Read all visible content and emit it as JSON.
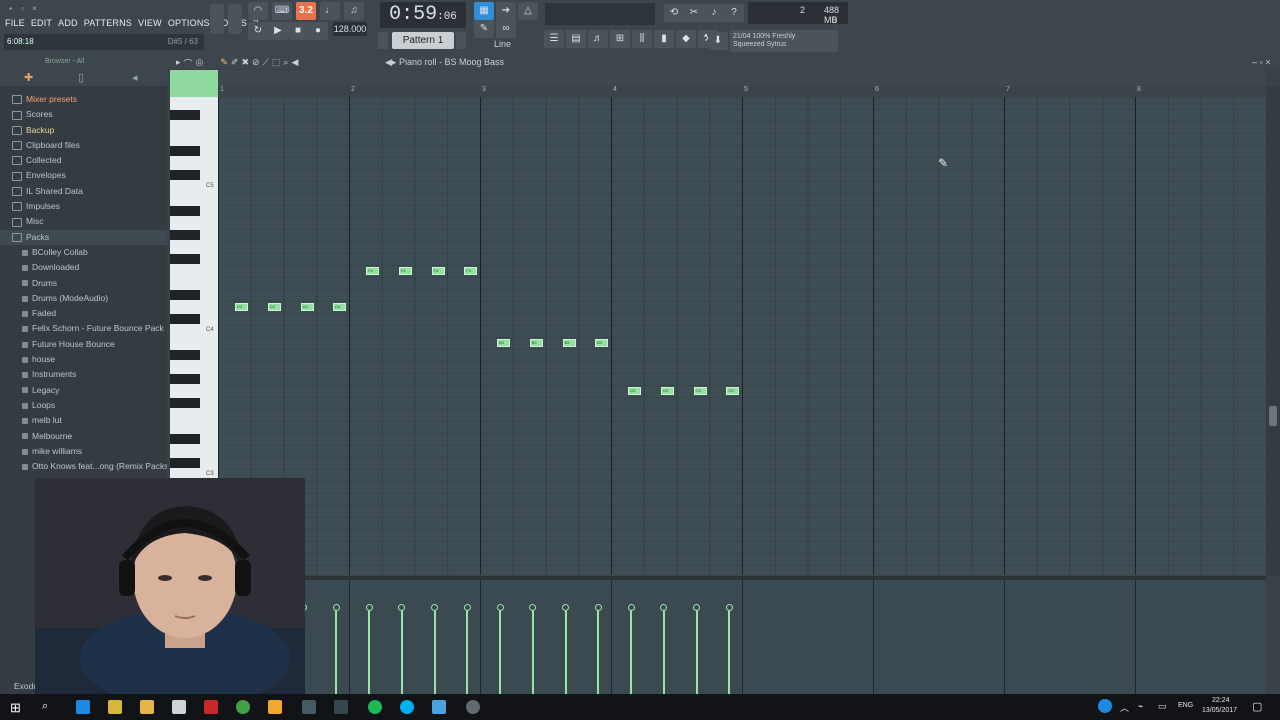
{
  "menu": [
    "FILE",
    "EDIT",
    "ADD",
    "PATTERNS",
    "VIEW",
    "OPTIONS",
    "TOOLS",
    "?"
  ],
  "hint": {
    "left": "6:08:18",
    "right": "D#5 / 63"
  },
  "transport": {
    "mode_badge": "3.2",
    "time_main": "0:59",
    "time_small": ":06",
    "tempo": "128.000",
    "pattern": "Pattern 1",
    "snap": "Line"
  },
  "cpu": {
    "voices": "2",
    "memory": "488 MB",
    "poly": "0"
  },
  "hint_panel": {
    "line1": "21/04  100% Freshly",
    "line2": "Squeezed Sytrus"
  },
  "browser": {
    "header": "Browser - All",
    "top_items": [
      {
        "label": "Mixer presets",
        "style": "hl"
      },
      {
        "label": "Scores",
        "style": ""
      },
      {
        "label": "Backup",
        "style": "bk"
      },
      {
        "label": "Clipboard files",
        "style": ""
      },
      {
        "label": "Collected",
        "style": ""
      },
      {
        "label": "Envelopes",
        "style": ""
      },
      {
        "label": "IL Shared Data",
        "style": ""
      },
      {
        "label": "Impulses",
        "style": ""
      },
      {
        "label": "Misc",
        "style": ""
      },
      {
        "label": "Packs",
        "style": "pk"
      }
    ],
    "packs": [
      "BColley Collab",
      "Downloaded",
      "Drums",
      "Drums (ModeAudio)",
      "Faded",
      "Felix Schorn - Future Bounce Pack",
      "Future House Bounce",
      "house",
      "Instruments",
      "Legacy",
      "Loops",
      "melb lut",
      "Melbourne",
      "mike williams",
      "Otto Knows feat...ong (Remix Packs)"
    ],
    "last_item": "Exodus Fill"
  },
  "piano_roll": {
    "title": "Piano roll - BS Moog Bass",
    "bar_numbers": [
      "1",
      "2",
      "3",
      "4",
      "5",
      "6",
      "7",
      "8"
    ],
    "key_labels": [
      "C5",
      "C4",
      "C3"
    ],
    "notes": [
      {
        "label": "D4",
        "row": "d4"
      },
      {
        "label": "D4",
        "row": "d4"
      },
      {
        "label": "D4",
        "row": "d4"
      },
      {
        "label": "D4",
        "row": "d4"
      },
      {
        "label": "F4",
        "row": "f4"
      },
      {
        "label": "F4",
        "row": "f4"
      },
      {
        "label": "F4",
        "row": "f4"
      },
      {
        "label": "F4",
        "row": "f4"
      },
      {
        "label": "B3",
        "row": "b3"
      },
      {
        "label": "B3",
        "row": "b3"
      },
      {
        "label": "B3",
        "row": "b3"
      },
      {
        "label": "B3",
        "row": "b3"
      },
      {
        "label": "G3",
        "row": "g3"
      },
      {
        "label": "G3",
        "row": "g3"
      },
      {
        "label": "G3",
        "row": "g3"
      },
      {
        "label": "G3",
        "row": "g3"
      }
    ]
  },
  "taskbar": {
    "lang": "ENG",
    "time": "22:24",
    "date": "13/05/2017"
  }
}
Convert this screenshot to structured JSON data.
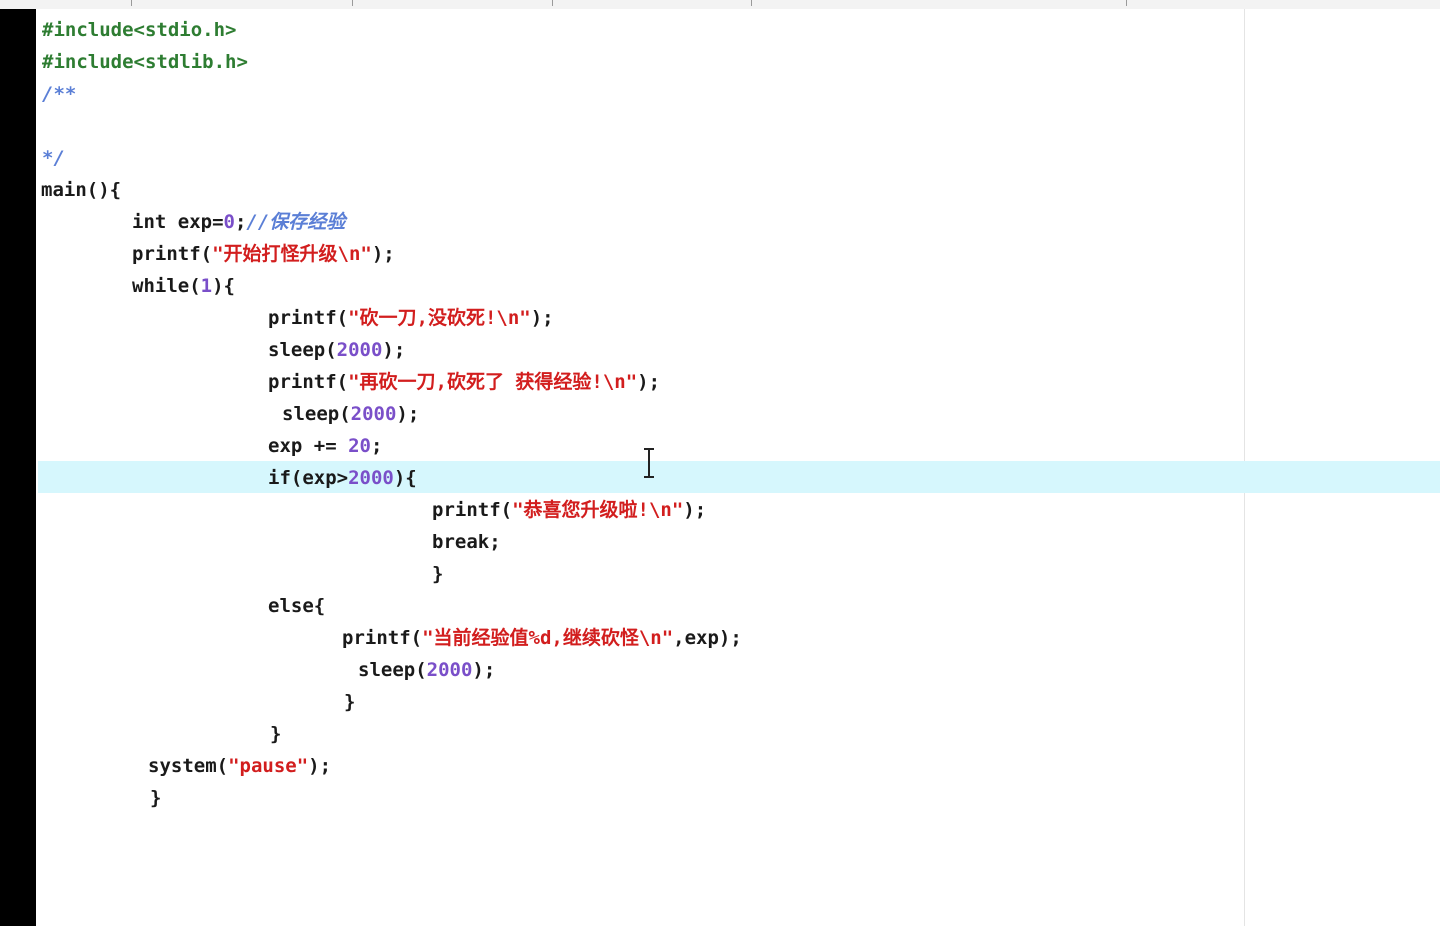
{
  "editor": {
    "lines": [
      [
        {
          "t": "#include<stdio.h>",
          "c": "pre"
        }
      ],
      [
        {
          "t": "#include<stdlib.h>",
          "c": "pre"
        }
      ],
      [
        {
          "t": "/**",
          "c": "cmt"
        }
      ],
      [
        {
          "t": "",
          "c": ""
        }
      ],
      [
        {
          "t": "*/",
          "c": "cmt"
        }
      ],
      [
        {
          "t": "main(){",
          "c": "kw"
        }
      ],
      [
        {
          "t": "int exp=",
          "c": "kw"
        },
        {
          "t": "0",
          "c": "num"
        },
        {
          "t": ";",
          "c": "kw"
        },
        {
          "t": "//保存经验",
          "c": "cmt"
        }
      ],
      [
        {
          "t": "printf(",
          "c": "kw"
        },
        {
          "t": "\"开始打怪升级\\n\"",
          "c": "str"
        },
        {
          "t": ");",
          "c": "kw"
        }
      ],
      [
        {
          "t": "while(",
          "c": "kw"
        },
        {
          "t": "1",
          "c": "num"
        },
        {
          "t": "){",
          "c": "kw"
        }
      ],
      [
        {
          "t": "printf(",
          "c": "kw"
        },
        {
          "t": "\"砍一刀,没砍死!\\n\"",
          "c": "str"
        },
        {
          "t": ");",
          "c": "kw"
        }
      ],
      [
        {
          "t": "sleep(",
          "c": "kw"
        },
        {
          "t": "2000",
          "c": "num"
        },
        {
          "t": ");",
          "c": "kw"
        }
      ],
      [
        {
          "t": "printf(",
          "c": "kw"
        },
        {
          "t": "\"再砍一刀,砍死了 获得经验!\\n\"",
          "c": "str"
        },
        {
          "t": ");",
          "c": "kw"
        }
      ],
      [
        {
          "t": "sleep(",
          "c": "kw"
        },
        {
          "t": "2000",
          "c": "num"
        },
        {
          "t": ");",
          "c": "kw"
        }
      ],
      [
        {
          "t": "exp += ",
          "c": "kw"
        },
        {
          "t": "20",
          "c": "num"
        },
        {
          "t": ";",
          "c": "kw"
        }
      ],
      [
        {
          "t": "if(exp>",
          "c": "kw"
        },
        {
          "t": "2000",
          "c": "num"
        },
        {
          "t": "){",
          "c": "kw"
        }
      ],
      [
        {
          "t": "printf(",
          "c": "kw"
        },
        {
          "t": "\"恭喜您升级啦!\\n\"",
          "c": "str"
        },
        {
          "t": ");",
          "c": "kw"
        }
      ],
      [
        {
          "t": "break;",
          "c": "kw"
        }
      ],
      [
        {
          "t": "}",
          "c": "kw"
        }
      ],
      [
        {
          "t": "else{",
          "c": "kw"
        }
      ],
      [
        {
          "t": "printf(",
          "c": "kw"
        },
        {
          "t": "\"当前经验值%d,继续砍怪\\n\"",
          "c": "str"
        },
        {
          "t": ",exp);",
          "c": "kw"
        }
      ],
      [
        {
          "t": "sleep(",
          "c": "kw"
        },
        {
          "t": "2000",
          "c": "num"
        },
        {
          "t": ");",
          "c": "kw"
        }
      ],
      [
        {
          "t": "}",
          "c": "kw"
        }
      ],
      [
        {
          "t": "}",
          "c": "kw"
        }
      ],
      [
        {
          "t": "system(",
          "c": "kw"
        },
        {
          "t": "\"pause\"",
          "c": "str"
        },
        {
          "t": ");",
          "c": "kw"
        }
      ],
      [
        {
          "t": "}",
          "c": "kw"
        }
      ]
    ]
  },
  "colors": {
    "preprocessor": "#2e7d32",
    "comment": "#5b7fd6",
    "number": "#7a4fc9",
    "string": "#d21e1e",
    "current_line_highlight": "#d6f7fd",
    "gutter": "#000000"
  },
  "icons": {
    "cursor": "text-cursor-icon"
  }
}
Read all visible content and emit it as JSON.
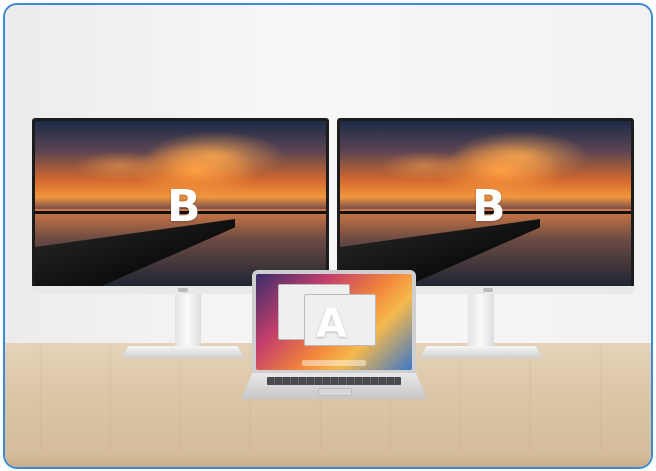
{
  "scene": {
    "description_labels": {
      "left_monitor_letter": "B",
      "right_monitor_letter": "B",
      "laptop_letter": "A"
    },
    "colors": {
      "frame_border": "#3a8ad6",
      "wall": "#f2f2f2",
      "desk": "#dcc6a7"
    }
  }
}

**Task goal**: Exactly reproduce each record, leaving out any pictures.

**Response to this task**:
Read all visible content and emit it as JSON.
{
  "menu": [
    "FILE",
    "EDIT",
    "ADD",
    "PATTERNS",
    "VIEW",
    "OPTIONS",
    "TOOLS",
    "?"
  ],
  "hint": {
    "left": "6:08:18",
    "right": "D#5 / 63"
  },
  "transport": {
    "mode_badge": "3.2",
    "time_main": "0:59",
    "time_small": ":06",
    "tempo": "128.000",
    "pattern": "Pattern 1",
    "snap": "Line"
  },
  "cpu": {
    "voices": "2",
    "memory": "488 MB",
    "poly": "0"
  },
  "hint_panel": {
    "line1": "21/04  100% Freshly",
    "line2": "Squeezed Sytrus"
  },
  "browser": {
    "header": "Browser - All",
    "top_items": [
      {
        "label": "Mixer presets",
        "style": "hl"
      },
      {
        "label": "Scores",
        "style": ""
      },
      {
        "label": "Backup",
        "style": "bk"
      },
      {
        "label": "Clipboard files",
        "style": ""
      },
      {
        "label": "Collected",
        "style": ""
      },
      {
        "label": "Envelopes",
        "style": ""
      },
      {
        "label": "IL Shared Data",
        "style": ""
      },
      {
        "label": "Impulses",
        "style": ""
      },
      {
        "label": "Misc",
        "style": ""
      },
      {
        "label": "Packs",
        "style": "pk"
      }
    ],
    "packs": [
      "BColley Collab",
      "Downloaded",
      "Drums",
      "Drums (ModeAudio)",
      "Faded",
      "Felix Schorn - Future Bounce Pack",
      "Future House Bounce",
      "house",
      "Instruments",
      "Legacy",
      "Loops",
      "melb lut",
      "Melbourne",
      "mike williams",
      "Otto Knows feat...ong (Remix Packs)"
    ],
    "last_item": "Exodus Fill"
  },
  "piano_roll": {
    "title": "Piano roll - BS Moog Bass",
    "bar_numbers": [
      "1",
      "2",
      "3",
      "4",
      "5",
      "6",
      "7",
      "8"
    ],
    "key_labels": [
      "C5",
      "C4",
      "C3"
    ],
    "notes": [
      {
        "label": "D4",
        "row": "d4"
      },
      {
        "label": "D4",
        "row": "d4"
      },
      {
        "label": "D4",
        "row": "d4"
      },
      {
        "label": "D4",
        "row": "d4"
      },
      {
        "label": "F4",
        "row": "f4"
      },
      {
        "label": "F4",
        "row": "f4"
      },
      {
        "label": "F4",
        "row": "f4"
      },
      {
        "label": "F4",
        "row": "f4"
      },
      {
        "label": "B3",
        "row": "b3"
      },
      {
        "label": "B3",
        "row": "b3"
      },
      {
        "label": "B3",
        "row": "b3"
      },
      {
        "label": "B3",
        "row": "b3"
      },
      {
        "label": "G3",
        "row": "g3"
      },
      {
        "label": "G3",
        "row": "g3"
      },
      {
        "label": "G3",
        "row": "g3"
      },
      {
        "label": "G3",
        "row": "g3"
      }
    ]
  },
  "taskbar": {
    "lang": "ENG",
    "time": "22:24",
    "date": "13/05/2017"
  }
}
Convert this screenshot to structured JSON data.
{
  "editor": {
    "lines": [
      [
        {
          "t": "#include<stdio.h>",
          "c": "pre"
        }
      ],
      [
        {
          "t": "#include<stdlib.h>",
          "c": "pre"
        }
      ],
      [
        {
          "t": "/**",
          "c": "cmt"
        }
      ],
      [
        {
          "t": "",
          "c": ""
        }
      ],
      [
        {
          "t": "*/",
          "c": "cmt"
        }
      ],
      [
        {
          "t": "main(){",
          "c": "kw"
        }
      ],
      [
        {
          "t": "int exp=",
          "c": "kw"
        },
        {
          "t": "0",
          "c": "num"
        },
        {
          "t": ";",
          "c": "kw"
        },
        {
          "t": "//保存经验",
          "c": "cmt"
        }
      ],
      [
        {
          "t": "printf(",
          "c": "kw"
        },
        {
          "t": "\"开始打怪升级\\n\"",
          "c": "str"
        },
        {
          "t": ");",
          "c": "kw"
        }
      ],
      [
        {
          "t": "while(",
          "c": "kw"
        },
        {
          "t": "1",
          "c": "num"
        },
        {
          "t": "){",
          "c": "kw"
        }
      ],
      [
        {
          "t": "printf(",
          "c": "kw"
        },
        {
          "t": "\"砍一刀,没砍死!\\n\"",
          "c": "str"
        },
        {
          "t": ");",
          "c": "kw"
        }
      ],
      [
        {
          "t": "sleep(",
          "c": "kw"
        },
        {
          "t": "2000",
          "c": "num"
        },
        {
          "t": ");",
          "c": "kw"
        }
      ],
      [
        {
          "t": "printf(",
          "c": "kw"
        },
        {
          "t": "\"再砍一刀,砍死了 获得经验!\\n\"",
          "c": "str"
        },
        {
          "t": ");",
          "c": "kw"
        }
      ],
      [
        {
          "t": "sleep(",
          "c": "kw"
        },
        {
          "t": "2000",
          "c": "num"
        },
        {
          "t": ");",
          "c": "kw"
        }
      ],
      [
        {
          "t": "exp += ",
          "c": "kw"
        },
        {
          "t": "20",
          "c": "num"
        },
        {
          "t": ";",
          "c": "kw"
        }
      ],
      [
        {
          "t": "if(exp>",
          "c": "kw"
        },
        {
          "t": "2000",
          "c": "num"
        },
        {
          "t": "){",
          "c": "kw"
        }
      ],
      [
        {
          "t": "printf(",
          "c": "kw"
        },
        {
          "t": "\"恭喜您升级啦!\\n\"",
          "c": "str"
        },
        {
          "t": ");",
          "c": "kw"
        }
      ],
      [
        {
          "t": "break;",
          "c": "kw"
        }
      ],
      [
        {
          "t": "}",
          "c": "kw"
        }
      ],
      [
        {
          "t": "else{",
          "c": "kw"
        }
      ],
      [
        {
          "t": "printf(",
          "c": "kw"
        },
        {
          "t": "\"当前经验值%d,继续砍怪\\n\"",
          "c": "str"
        },
        {
          "t": ",exp);",
          "c": "kw"
        }
      ],
      [
        {
          "t": "sleep(",
          "c": "kw"
        },
        {
          "t": "2000",
          "c": "num"
        },
        {
          "t": ");",
          "c": "kw"
        }
      ],
      [
        {
          "t": "}",
          "c": "kw"
        }
      ],
      [
        {
          "t": "}",
          "c": "kw"
        }
      ],
      [
        {
          "t": "system(",
          "c": "kw"
        },
        {
          "t": "\"pause\"",
          "c": "str"
        },
        {
          "t": ");",
          "c": "kw"
        }
      ],
      [
        {
          "t": "}",
          "c": "kw"
        }
      ]
    ]
  },
  "colors": {
    "preprocessor": "#2e7d32",
    "comment": "#5b7fd6",
    "number": "#7a4fc9",
    "string": "#d21e1e",
    "current_line_highlight": "#d6f7fd",
    "gutter": "#000000"
  },
  "icons": {
    "cursor": "text-cursor-icon"
  }
}
Read all visible content and emit it as JSON.
{
  "scene": {
    "description_labels": {
      "left_monitor_letter": "B",
      "right_monitor_letter": "B",
      "laptop_letter": "A"
    },
    "colors": {
      "frame_border": "#3a8ad6",
      "wall": "#f2f2f2",
      "desk": "#dcc6a7"
    }
  }
}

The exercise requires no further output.